GIVEN TASK:
State how many lines contain the string "MMTGP", and write nothing else.

SUPPLIED DATA:
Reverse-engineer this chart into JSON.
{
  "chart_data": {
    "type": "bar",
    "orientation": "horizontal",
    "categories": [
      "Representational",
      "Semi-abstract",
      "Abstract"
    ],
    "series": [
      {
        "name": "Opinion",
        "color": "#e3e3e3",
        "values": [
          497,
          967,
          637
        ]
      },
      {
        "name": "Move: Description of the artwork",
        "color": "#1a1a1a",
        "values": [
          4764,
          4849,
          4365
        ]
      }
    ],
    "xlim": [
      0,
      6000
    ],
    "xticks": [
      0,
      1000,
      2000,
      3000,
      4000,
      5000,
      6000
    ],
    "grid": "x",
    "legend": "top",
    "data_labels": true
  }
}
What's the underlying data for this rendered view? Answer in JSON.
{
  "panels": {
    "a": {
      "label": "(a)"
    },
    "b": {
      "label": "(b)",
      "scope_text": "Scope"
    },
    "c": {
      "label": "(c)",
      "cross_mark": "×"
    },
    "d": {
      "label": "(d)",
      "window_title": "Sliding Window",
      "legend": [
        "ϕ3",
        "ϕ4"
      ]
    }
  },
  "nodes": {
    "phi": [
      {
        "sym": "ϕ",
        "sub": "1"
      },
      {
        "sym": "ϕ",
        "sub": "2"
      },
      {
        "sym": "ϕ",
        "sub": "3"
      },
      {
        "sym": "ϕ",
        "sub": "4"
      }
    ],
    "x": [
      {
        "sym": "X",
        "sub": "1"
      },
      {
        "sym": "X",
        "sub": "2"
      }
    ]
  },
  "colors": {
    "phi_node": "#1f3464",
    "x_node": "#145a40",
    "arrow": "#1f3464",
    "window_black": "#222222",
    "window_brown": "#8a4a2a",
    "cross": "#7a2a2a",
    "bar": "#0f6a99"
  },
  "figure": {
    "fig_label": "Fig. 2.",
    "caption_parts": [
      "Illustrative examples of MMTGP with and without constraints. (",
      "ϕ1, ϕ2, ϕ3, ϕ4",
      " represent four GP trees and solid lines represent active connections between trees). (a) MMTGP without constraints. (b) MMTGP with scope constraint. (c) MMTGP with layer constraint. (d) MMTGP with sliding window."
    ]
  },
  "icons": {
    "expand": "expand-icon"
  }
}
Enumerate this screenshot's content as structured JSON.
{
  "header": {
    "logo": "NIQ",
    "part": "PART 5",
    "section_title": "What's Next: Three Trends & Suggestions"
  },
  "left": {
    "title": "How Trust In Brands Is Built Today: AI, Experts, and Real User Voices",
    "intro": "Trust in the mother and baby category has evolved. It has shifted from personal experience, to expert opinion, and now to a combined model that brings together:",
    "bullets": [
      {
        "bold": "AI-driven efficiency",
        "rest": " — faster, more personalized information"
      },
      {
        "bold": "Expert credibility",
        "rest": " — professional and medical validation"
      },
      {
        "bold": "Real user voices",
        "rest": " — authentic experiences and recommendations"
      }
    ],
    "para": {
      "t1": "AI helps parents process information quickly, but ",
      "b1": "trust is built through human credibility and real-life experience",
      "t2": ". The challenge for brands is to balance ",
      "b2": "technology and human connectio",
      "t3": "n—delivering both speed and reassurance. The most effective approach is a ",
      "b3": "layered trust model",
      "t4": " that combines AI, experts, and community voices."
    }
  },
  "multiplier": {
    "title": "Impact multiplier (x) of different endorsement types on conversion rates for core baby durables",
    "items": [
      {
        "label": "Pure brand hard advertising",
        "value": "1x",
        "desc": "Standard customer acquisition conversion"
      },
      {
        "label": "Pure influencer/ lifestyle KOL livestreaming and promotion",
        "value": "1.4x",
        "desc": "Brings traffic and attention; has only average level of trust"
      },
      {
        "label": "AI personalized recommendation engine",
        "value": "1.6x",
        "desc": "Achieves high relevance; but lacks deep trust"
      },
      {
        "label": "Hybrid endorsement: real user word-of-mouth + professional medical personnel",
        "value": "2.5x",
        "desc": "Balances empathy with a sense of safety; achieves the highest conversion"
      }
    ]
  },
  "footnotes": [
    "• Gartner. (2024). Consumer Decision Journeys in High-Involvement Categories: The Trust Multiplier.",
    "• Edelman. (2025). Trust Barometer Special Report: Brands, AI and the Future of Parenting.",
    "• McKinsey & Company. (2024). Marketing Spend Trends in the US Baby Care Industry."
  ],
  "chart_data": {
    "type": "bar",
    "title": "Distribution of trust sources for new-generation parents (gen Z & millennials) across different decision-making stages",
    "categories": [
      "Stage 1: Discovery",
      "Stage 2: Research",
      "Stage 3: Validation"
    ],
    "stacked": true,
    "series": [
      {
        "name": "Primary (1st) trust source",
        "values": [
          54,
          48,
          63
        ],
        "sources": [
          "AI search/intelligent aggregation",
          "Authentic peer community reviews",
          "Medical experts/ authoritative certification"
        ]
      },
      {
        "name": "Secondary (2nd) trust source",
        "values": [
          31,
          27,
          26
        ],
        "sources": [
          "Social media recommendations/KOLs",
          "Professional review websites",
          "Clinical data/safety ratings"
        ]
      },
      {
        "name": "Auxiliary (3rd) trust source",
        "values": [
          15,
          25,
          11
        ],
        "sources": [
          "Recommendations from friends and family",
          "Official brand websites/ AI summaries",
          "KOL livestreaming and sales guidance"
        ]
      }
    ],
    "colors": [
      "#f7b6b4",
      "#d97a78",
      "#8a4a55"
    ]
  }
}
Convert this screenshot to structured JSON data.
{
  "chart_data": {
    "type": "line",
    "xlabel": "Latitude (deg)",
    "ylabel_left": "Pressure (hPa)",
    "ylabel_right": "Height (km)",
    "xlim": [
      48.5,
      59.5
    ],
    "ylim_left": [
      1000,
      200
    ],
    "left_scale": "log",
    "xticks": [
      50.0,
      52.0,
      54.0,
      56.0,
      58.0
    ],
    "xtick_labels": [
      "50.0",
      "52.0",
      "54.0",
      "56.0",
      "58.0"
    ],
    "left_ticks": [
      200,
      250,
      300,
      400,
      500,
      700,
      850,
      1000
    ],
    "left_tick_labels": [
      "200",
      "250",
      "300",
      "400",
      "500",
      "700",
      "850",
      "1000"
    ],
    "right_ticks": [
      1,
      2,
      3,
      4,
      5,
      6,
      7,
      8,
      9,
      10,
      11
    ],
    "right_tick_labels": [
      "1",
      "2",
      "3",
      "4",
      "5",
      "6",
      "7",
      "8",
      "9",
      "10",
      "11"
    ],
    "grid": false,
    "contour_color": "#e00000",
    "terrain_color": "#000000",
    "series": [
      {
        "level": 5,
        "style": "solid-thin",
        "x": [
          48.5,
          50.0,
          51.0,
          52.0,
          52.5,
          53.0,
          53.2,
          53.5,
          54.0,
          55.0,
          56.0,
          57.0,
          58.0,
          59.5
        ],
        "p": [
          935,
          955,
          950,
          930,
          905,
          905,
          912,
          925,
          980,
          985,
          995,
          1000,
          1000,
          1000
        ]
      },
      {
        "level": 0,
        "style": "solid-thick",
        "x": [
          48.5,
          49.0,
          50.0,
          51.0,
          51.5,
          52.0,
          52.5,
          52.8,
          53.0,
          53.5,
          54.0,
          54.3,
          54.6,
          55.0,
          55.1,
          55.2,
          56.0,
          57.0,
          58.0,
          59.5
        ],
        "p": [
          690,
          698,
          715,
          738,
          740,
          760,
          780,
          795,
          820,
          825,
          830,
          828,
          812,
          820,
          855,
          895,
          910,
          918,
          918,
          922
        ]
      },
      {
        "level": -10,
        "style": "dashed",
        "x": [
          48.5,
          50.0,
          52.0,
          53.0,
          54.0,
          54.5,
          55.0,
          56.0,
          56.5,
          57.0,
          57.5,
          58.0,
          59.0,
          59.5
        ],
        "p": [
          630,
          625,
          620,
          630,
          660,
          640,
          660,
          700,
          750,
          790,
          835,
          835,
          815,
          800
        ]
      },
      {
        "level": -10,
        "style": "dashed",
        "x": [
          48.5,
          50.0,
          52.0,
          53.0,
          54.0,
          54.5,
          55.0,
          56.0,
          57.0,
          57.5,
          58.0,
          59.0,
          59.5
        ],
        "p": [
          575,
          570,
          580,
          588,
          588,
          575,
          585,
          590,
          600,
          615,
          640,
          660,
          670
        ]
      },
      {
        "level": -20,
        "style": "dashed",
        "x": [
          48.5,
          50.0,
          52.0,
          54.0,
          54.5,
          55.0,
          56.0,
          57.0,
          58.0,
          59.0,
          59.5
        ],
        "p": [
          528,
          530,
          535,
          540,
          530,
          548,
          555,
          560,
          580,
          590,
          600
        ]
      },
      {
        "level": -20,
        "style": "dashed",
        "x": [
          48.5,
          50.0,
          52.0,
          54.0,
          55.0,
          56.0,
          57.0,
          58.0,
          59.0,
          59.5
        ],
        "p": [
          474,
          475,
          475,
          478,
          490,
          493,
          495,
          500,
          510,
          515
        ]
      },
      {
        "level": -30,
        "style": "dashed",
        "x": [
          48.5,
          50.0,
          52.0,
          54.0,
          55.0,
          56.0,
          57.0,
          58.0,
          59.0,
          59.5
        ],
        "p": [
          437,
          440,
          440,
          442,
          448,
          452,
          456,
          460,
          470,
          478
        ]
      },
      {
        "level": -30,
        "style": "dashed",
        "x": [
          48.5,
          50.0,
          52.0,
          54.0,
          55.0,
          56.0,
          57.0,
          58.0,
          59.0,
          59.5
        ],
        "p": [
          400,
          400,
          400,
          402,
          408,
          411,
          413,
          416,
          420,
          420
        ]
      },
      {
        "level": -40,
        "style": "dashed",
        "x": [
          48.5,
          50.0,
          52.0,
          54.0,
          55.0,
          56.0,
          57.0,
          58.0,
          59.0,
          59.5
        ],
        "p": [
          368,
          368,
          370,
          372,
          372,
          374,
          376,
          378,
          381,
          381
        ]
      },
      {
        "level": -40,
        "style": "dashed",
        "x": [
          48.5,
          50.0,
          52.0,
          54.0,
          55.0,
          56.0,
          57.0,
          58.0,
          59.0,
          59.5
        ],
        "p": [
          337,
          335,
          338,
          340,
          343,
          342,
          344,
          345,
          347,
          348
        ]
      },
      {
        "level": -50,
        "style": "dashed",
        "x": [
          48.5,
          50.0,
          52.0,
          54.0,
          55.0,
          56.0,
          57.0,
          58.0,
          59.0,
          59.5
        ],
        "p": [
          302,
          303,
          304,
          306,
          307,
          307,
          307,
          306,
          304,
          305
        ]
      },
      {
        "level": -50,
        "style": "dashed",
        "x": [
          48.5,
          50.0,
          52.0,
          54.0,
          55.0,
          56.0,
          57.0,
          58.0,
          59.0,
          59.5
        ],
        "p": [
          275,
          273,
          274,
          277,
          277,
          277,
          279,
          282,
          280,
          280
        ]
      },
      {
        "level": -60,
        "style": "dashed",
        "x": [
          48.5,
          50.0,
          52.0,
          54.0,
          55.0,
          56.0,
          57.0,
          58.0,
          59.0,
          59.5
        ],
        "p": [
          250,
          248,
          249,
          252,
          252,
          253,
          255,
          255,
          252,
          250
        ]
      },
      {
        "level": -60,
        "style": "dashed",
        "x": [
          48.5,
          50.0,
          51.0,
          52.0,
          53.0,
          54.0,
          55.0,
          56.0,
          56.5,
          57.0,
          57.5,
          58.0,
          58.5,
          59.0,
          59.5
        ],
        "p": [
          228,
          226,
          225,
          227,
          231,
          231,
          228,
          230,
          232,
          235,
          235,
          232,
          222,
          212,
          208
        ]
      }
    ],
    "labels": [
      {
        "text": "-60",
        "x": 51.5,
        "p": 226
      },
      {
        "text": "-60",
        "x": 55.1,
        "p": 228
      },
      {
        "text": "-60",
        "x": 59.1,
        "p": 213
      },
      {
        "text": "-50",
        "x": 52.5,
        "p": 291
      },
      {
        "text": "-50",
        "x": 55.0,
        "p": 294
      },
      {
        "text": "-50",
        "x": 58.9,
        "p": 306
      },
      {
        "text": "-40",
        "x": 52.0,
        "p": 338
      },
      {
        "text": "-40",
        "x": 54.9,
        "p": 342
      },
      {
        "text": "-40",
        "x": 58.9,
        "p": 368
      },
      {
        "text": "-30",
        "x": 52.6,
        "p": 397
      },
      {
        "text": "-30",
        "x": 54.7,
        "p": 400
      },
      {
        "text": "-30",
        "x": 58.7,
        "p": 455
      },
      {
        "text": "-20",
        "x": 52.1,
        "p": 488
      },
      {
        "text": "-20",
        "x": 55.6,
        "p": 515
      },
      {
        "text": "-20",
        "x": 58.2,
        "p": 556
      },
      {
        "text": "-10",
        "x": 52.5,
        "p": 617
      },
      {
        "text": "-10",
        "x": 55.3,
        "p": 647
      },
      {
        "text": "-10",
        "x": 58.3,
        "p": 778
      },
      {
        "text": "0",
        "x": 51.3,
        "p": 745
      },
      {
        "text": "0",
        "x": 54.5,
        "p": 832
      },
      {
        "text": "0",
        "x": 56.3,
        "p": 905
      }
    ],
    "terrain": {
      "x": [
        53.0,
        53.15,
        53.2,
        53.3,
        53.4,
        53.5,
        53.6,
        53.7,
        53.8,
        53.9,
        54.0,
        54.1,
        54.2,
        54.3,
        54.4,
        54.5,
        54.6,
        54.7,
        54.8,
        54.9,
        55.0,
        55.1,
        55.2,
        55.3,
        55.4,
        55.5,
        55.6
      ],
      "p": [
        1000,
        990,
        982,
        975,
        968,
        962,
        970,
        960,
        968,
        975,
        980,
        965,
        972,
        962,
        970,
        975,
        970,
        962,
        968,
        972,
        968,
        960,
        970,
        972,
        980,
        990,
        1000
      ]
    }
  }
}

EXERCISE SOLUTION:
2